- _DAFTAR TUGAS_:
(1) Ringkaslah paragraf dalam teks tentang puasa Sya'ban yang diawali "Berkata Imam Nawawi" tanpa menghilangkan fakta utamanya.
(2) Tulislah lanjutan teks tentang puasa Sya'ban, dimulai setelah kalimat terakhirnya.

- _TEKS SUMBER_:

┏━━

Demikian juga dikatakan oleh Mulla Ali Al-Qori rahimahullah dalam Al-Mirqoh nomor hadits 2036 (4/1409),
قال النووي: الثاني تفسير للأول، وبيان قولها كله أي غالبه اهـ. وهو تأويل بعيد، حمله عليه قولها في الرواية الأولى ” قط إلا رمضان ” وقيل: المراد أنه يصومه كله في سنة وأكثره في سنة أخرى فالمعنى على العطف اهـ. وهو أقرب لظاهر اللفظ
“Berkata Imam Nawawi, “Lafal kedua sebagai tafsir yang pertama, dan penjelasan makna “semuanya” yang dimaksudkan adalah: kebanyakan,” namun ini takwil yang jauh (dari kebenaran) karena dia melihat perkataannya (Aisyah) pada riwayat pertama “Sama sekali tidak kecuali Ramadhan.” Dan dikatakan pula yang dimaksud adalah beliau berpuasa Sya’ban terkadang di suatu tahun semuanya dan terkadang sebagian besarnya di tahun yang lain, dan itu makna (العطف) “penggabungan Ramadhan dan Sya’ban,” dan ini lebih dekat dengan zhohir lafaz.”
Dari penjelasan di atas dapat kita pahami bahwa Rasulullah shallallahu’alaihi wa sallam terkadang berpuasa sebulan penuh selain Ramadhan.
Demikian juga dikatakan oleh Syaikh Bin Baz rahimahullah di fatawanya (15/416),
وهكذا شعبان فقد كان يصومه كله صلى الله عليه وسلم، وربما صامه إلا قليلا كما صح ذلك من حديث عائشة وأم سلمة رضي الله عنهما
“Demikian juga Sya’ban, Rasulullah shallallahu’alaihi wa sallam berpuasa semuanya dan terkadang kebanyakan harinya kecuali sedikit, sebagaimana telah shahih dari hadits Aisyah dan Ummu Salamah radhiyallahu’anha.”
Tambahan faidah tentang puasa Sya’ban:
Pertama: Ada hadits tentang larangan mendahului Ramadhan dengan berpuasa sunnah satu atau dua hari.
Kedua: Ada hadits tentang larangan berpuasa sunnah melewati pertengahan Sya’ban.
Maka penjelasannya adalah sebagaimana dijelaskan oleh Al-Hafizh Ibnu Hajar dalam Fathul Bari,
“Larangan tersebut bagi orang yang tidak biasa berpuasa sunnah di hari-hari itu, adapun yang sudah terbiasa maka tidak mengapa.”

┗━━

- _MATERI YANG DIBERIKAN_:

┏━━

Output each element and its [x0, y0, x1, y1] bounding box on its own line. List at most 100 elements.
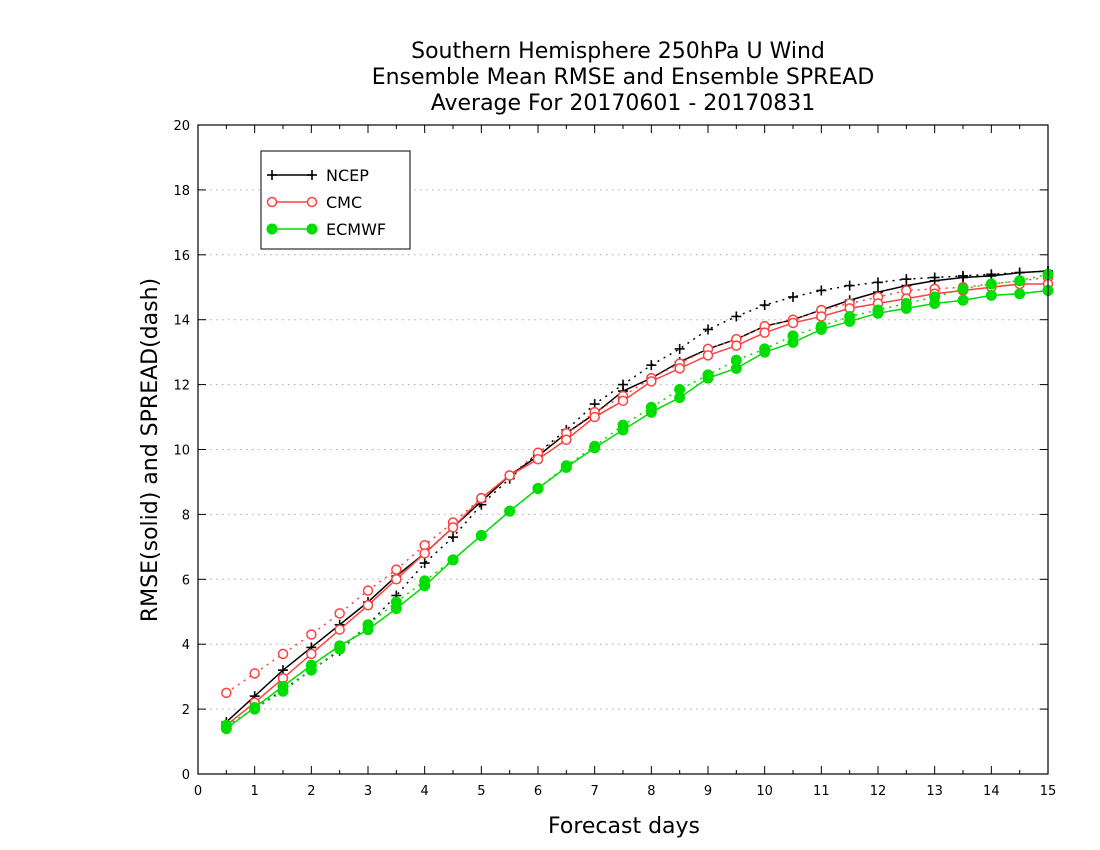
rmse-point-ecmwf-7	[419, 580, 431, 592]
chart-title: Southern Hemisphere 250hPa U Wind Ensemb…	[372, 39, 875, 116]
x-tick-label-12: 12	[870, 784, 887, 799]
rmse-point-ecmwf-17	[702, 372, 714, 384]
series-area	[220, 266, 1054, 735]
y-tick-label-3: 6	[182, 573, 190, 588]
spread-point-ecmwf-26	[957, 283, 969, 295]
x-tick-label-8: 8	[647, 784, 655, 799]
y-tick-label-9: 18	[173, 184, 190, 199]
rmse-point-cmc-19	[759, 327, 770, 338]
spread-point-cmc-5	[362, 585, 374, 596]
legend-marker-right-ncep	[307, 170, 317, 180]
rmse-point-cmc-9	[476, 492, 487, 504]
spread-line-ecmwf	[225, 273, 1049, 726]
rmse-point-cmc-6	[391, 574, 402, 585]
legend-marker-right-cmc	[306, 196, 318, 208]
spread-line-ncep	[225, 270, 1049, 726]
rmse-point-ecmwf-20	[787, 336, 799, 348]
legend-box	[260, 150, 411, 250]
y-axis-ticks: 0 2 4 6 8 10 12 14 16 18 20	[173, 119, 1048, 783]
legend-item-ecmwf: ECMWF	[266, 220, 386, 239]
y-tick-label-10: 20	[173, 119, 190, 134]
spread-point-ncep-18	[731, 311, 742, 322]
x-tick-label-14: 14	[983, 784, 1000, 799]
spread-point-ncep-16	[674, 343, 685, 354]
legend-label-ecmwf: ECMWF	[326, 220, 386, 239]
rmse-point-ecmwf-21	[815, 323, 827, 335]
rmse-line-ncep	[225, 270, 1049, 723]
rmse-point-ecmwf-12	[560, 461, 572, 473]
rmse-point-ecmwf-28	[1014, 288, 1026, 300]
rmse-point-ecmwf-9	[475, 529, 487, 541]
spread-point-cmc-6	[391, 564, 402, 575]
rmse-point-ecmwf-26	[957, 294, 969, 306]
x-tick-label-6: 6	[534, 784, 542, 799]
x-tick-label-15: 15	[1040, 784, 1057, 799]
rmse-point-ecmwf-5	[362, 624, 374, 636]
series-cmc	[221, 272, 1054, 731]
rmse-point-ecmwf-27	[985, 289, 997, 301]
rmse-point-ecmwf-8	[447, 554, 459, 566]
rmse-point-ecmwf-23	[872, 307, 884, 319]
rmse-point-cmc-10	[504, 470, 515, 481]
rmse-point-ecmwf-0	[220, 723, 232, 735]
rmse-point-ecmwf-14	[617, 424, 629, 436]
spread-point-cmc-0	[221, 687, 232, 699]
y-tick-label-5: 10	[173, 444, 190, 459]
x-tick-label-1: 1	[251, 784, 259, 799]
spread-point-ecmwf-28	[1014, 275, 1026, 287]
rmse-point-ecmwf-18	[730, 362, 742, 374]
spread-point-cmc-1	[249, 668, 260, 679]
x-tick-label-2: 2	[307, 784, 315, 799]
y-tick-label-6: 12	[173, 379, 190, 394]
rmse-point-cmc-17	[702, 350, 714, 361]
rmse-point-ecmwf-16	[674, 392, 686, 404]
spread-point-cmc-3	[306, 629, 317, 640]
spread-line-cmc	[225, 276, 1049, 694]
spread-point-cmc-2	[277, 648, 289, 660]
rmse-point-ecmwf-1	[249, 701, 261, 713]
x-tick-label-5: 5	[477, 784, 485, 799]
rmse-point-ncep-26	[958, 272, 968, 283]
rmse-point-ecmwf-10	[504, 505, 516, 517]
rmse-point-ecmwf-22	[844, 315, 856, 327]
rmse-point-cmc-12	[561, 434, 572, 446]
rmse-point-ecmwf-6	[390, 603, 402, 615]
x-axis-title: Forecast days	[548, 814, 700, 839]
x-tick-label-3: 3	[364, 784, 372, 799]
spread-point-ncep-8	[448, 532, 458, 543]
legend: NCEP CMC ECMWF	[260, 150, 411, 250]
legend-label-cmc: CMC	[326, 193, 362, 212]
legend-marker-left-ecmwf	[266, 223, 278, 235]
rmse-point-ecmwf-13	[589, 442, 601, 454]
spread-point-ecmwf-27	[985, 278, 997, 290]
legend-marker-right-ecmwf	[306, 223, 318, 235]
spread-point-ncep-21	[816, 285, 827, 296]
rmse-point-cmc-11	[532, 453, 544, 465]
rmse-point-cmc-4	[334, 624, 345, 635]
rmse-point-cmc-13	[589, 411, 600, 423]
title-line-2: Ensemble Mean RMSE and Ensemble SPREAD	[372, 65, 875, 90]
y-tick-label-7: 14	[173, 314, 190, 329]
rmse-point-cmc-14	[617, 395, 629, 407]
y-tick-label-2: 4	[182, 638, 190, 653]
y-tick-label-8: 16	[173, 249, 190, 264]
spread-point-ncep-7	[419, 558, 430, 569]
legend-label-ncep: NCEP	[326, 166, 369, 185]
legend-item-ncep: NCEP	[267, 166, 369, 185]
x-tick-label-4: 4	[421, 784, 429, 799]
rmse-point-cmc-16	[674, 363, 685, 374]
x-tick-label-9: 9	[704, 784, 712, 799]
rmse-point-cmc-21	[816, 311, 827, 322]
spread-point-cmc-4	[334, 608, 345, 619]
rmse-point-ecmwf-11	[532, 482, 544, 494]
rmse-point-ecmwf-19	[759, 346, 771, 358]
spread-point-ncep-15	[646, 360, 657, 371]
x-tick-label-10: 10	[756, 784, 773, 799]
spread-point-ncep-20	[788, 291, 798, 302]
x-tick-label-11: 11	[813, 784, 830, 799]
y-tick-label-4: 8	[182, 508, 190, 523]
rmse-line-cmc	[225, 283, 1048, 726]
title-line-3: Average For 20170601 - 20170831	[431, 91, 816, 116]
rmse-line-ecmwf	[225, 289, 1049, 730]
x-tick-label-13: 13	[926, 784, 943, 799]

┗━━

- _HASIL TUGAS_:
(1) Imam Nawawi menganggap lafal kedua sebagai tafsir lafal pertama, sehingga kata "semuanya" berarti "kebanyakan". Takwil ini dinilai jauh dari kebenaran karena bertumpu pada perkataan Aisyah di riwayat pertama, "Sama sekali tidak kecuali Ramadhan." Menurut pendapat lain, beliau kadang berpuasa Sya'ban sebulan penuh pada suatu tahun dan sebagian besarnya pada tahun lain. Makna penggabungan ini dinilai lebih dekat dengan zhohir lafaz.

(2)
Adapun hadits yang kedua dishahihkan oleh para imam: At-Tirmidzi, Al-Hakim, Ibnu Hibban, Ath-Thohawi dan Ibnu Abdil Barr, akan tetapi ditegaskan oleh Ibnu Rajab bahwa hadits ini diingkari oleh imam-imam yang lebih besar dan lebih tinggi keilmuannya seperti Abdurrahman bin Mahdi, Ahmad, Abu Zur’ah dan Al-Atsrom, dan memang berdasarkan kaidah-kaidah dalam ilmu ‘ilal hadits, maka hadits tersebut dikategorikan hadits yang mungkar, dan mungkin di kesempatan yang lain ada baiknya kita jabarkan argumentasi-argumentasi tentang kemungkaran hadits tersebut. Dan kalaupun dianggap sahih maka maknanya sama seperti penjelasan sebelumnya, yaitu larangan bagi yang tidak biasa berpuasa sunnah di hari-hari tersebut.
Kembali kepada pembahasan puasa Muharram, bukankah haditsnya mengatakan, “Puasa yang paling afdhol setelah ramadhan adalah puasa di bulan Allah, yaitu Muharram,” yang menjadi pertanyaan, mengapa justru faktanya Rasulullah shallallahu’alaihi wa sallam lebih banyak berpuasa di bulan Sya’ban?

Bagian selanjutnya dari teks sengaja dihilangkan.